> **Exercise goal**: Scan the records below. List lines holding "Private".

—————

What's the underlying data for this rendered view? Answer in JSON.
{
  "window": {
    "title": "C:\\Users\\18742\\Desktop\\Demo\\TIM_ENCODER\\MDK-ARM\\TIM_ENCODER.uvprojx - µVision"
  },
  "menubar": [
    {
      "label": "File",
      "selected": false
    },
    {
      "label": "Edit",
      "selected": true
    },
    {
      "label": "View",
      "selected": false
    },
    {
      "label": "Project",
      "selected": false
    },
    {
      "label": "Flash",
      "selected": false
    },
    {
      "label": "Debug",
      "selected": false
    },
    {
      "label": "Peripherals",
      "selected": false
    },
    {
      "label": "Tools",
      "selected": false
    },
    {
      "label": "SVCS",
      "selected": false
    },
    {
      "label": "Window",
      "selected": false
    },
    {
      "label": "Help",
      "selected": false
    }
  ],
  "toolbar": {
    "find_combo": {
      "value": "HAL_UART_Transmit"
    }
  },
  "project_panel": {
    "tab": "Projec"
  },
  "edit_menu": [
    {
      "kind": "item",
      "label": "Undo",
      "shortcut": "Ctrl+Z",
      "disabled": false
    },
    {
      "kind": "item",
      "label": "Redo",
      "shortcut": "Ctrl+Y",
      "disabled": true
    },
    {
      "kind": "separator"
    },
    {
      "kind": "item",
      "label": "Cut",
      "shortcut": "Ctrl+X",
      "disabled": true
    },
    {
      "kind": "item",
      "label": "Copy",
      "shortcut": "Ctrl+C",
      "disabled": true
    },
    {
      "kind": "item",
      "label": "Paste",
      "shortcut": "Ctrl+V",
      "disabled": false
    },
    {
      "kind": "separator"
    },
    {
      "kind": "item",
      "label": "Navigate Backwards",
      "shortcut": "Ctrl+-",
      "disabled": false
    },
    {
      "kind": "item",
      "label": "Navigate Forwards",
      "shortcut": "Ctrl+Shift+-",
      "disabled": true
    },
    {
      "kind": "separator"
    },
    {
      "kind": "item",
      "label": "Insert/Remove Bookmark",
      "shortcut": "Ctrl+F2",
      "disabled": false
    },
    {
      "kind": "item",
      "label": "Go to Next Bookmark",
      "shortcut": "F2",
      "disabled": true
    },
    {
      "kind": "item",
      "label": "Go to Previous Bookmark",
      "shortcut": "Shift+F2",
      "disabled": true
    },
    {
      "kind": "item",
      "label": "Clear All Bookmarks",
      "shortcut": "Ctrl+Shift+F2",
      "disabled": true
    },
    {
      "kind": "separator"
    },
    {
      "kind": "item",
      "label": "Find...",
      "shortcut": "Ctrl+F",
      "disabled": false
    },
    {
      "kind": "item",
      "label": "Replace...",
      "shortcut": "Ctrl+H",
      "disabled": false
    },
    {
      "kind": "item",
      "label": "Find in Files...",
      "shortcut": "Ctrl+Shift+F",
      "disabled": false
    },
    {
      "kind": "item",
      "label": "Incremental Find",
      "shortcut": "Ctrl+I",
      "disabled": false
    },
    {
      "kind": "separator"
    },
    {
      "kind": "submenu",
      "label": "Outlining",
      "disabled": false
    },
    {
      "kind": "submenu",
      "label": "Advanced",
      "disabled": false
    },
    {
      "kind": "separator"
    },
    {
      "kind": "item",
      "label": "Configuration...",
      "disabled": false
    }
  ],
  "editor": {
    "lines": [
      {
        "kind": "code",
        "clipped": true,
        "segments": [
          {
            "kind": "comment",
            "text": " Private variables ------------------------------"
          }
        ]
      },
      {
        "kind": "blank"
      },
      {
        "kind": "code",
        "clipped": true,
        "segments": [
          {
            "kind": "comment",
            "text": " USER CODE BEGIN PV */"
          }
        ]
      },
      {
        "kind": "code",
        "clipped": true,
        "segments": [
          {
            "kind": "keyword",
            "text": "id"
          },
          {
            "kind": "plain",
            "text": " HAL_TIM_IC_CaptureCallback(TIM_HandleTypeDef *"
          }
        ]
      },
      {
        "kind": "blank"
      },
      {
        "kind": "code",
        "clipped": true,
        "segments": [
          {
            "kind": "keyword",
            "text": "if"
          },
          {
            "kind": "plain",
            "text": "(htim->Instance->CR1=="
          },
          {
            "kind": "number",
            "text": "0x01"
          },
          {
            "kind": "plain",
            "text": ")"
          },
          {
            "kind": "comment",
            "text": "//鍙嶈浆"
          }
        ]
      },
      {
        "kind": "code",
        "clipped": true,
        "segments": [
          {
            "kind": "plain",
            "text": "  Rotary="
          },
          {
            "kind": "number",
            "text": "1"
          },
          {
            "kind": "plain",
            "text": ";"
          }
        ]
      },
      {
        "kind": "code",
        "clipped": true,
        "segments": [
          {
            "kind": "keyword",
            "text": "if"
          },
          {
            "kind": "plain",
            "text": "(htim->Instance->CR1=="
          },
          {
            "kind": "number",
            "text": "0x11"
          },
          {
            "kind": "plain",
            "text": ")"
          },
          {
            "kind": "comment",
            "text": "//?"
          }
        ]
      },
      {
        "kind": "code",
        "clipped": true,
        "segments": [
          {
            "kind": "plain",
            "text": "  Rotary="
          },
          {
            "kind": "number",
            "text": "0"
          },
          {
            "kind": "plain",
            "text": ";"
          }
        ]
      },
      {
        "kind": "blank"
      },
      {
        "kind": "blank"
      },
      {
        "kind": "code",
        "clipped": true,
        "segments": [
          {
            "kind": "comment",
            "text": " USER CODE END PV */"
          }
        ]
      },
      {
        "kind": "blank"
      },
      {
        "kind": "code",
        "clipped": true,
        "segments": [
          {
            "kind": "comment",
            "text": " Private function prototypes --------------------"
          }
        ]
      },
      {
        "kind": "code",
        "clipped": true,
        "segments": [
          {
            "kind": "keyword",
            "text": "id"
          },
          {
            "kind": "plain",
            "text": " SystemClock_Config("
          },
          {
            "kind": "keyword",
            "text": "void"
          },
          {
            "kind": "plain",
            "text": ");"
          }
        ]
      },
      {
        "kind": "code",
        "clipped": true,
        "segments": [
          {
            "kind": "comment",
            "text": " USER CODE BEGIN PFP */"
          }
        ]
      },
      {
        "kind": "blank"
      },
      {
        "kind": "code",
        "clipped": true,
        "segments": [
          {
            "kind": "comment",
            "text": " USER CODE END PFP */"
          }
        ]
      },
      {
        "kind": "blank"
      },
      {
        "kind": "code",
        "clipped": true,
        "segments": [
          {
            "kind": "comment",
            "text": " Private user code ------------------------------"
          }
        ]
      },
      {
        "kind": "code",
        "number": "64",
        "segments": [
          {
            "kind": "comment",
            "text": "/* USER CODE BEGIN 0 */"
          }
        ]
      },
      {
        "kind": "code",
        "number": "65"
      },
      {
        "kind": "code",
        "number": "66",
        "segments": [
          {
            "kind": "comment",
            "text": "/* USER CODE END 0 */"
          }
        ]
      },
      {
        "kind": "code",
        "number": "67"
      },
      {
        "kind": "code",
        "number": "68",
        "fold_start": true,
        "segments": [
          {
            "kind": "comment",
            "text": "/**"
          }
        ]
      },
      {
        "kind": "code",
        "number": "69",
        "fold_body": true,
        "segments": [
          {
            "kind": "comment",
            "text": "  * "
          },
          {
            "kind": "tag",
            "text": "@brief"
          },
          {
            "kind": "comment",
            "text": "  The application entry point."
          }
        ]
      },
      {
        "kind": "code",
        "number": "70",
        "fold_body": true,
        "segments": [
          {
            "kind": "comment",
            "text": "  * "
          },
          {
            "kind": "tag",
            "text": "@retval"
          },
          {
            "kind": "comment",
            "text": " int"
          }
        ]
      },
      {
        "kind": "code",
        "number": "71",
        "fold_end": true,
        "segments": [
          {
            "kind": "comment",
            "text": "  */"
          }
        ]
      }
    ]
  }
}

—————

> **Exercise response**:
            "text": " Private variables ------------------------------"
            "text": " Private function prototypes --------------------"
            "text": " Private user code ------------------------------"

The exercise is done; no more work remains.